The task ▸ Output only the count of lines that contain "ходу".

Data for processing ▸
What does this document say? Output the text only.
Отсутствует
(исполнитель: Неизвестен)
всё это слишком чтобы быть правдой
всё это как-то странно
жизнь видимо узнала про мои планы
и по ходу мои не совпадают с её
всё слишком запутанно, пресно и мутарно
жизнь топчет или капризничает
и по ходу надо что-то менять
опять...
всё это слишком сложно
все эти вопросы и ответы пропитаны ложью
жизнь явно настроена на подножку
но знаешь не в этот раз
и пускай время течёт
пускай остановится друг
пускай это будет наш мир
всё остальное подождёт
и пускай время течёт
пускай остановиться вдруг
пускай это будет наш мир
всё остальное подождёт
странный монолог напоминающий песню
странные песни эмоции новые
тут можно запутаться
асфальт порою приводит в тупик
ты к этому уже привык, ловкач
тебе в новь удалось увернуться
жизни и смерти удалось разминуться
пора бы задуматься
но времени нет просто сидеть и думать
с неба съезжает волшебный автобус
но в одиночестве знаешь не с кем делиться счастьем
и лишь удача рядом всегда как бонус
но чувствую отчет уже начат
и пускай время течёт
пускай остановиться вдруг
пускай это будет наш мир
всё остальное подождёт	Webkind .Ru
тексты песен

Answer to the exercise ▸ 2